DESCRIPTION OF THE TASK:
Scan the data below and report how many lines include the word "学士及以上". Nothing else is wanted.

## Start RECORD LIST

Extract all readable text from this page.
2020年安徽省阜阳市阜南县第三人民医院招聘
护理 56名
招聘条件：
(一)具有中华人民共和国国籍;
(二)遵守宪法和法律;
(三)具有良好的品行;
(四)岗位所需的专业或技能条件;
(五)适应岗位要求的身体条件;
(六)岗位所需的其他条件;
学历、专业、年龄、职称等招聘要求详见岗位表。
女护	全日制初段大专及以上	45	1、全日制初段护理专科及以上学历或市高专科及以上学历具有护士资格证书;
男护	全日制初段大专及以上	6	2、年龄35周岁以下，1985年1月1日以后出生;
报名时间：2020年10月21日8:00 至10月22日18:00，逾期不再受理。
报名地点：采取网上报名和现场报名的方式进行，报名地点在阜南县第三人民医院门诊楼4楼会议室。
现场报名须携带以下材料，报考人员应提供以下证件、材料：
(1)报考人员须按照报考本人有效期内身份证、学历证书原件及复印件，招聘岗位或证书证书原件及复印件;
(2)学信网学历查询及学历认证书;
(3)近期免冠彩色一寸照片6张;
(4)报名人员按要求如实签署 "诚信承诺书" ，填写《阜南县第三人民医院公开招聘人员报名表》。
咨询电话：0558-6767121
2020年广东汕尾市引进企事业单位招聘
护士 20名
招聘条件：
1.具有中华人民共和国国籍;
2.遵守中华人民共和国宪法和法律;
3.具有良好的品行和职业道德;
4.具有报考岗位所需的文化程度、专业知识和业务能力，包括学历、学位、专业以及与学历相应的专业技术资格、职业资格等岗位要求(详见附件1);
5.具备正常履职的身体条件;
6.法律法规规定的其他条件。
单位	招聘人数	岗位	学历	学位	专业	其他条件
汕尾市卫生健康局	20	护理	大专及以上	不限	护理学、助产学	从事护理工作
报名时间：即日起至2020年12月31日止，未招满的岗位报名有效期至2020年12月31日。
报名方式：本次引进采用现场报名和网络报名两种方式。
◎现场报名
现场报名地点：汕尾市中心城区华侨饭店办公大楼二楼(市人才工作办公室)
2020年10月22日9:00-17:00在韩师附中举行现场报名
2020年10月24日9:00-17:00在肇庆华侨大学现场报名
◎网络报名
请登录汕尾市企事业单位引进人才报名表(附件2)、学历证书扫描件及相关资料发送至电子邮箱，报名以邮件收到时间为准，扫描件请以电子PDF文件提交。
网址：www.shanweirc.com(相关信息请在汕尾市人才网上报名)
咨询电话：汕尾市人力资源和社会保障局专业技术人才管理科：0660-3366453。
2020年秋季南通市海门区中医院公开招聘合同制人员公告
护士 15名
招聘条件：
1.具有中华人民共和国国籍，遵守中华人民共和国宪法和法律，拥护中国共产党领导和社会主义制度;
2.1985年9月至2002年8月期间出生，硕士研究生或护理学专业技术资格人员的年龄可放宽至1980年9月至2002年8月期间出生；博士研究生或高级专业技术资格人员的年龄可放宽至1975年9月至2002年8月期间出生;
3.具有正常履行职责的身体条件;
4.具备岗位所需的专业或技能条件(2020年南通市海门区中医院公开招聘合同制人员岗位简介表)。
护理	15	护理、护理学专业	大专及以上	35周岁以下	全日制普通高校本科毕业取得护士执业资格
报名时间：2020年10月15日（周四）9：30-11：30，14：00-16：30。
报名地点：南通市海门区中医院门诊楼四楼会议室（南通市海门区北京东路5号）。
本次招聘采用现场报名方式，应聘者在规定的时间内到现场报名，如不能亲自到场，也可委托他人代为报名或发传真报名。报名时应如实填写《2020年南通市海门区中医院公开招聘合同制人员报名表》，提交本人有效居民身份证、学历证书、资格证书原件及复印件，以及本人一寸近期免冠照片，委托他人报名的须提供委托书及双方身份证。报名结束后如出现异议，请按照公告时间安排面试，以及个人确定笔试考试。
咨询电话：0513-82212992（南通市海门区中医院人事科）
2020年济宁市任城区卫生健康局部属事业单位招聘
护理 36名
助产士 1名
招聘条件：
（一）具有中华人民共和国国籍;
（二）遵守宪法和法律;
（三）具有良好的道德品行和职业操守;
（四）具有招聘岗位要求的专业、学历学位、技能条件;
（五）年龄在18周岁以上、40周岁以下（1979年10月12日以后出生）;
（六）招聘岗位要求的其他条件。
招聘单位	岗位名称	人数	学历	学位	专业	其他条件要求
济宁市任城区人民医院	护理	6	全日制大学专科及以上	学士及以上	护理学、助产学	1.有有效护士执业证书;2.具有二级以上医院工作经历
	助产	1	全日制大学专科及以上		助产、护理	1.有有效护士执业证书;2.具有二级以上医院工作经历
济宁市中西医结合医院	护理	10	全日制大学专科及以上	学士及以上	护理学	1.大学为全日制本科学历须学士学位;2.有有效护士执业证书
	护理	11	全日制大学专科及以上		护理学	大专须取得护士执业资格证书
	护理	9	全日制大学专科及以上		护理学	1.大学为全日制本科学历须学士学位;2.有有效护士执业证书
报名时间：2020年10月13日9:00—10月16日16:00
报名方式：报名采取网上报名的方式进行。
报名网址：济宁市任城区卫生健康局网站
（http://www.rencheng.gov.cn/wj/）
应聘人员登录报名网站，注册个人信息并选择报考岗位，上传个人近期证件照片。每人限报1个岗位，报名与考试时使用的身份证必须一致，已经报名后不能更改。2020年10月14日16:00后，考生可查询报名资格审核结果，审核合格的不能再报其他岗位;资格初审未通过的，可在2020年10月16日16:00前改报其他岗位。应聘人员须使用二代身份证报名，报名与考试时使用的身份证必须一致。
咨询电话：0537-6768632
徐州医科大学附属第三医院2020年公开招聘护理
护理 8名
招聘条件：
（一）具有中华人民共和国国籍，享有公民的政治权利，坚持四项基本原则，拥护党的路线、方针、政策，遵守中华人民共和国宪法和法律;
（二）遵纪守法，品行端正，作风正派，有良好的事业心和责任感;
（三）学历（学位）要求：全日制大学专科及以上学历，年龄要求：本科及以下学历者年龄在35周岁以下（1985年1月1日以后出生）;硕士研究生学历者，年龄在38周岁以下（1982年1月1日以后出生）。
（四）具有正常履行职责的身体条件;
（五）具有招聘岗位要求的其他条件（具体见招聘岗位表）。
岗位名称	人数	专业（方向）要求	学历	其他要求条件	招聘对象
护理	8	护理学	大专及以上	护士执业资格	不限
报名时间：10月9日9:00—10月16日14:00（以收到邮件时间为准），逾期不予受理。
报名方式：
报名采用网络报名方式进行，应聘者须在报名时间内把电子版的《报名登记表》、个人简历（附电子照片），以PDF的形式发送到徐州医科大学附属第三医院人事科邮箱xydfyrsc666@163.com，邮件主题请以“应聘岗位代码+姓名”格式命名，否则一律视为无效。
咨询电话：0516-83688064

## End RECORD LIST

WORKED SOLUTION:
2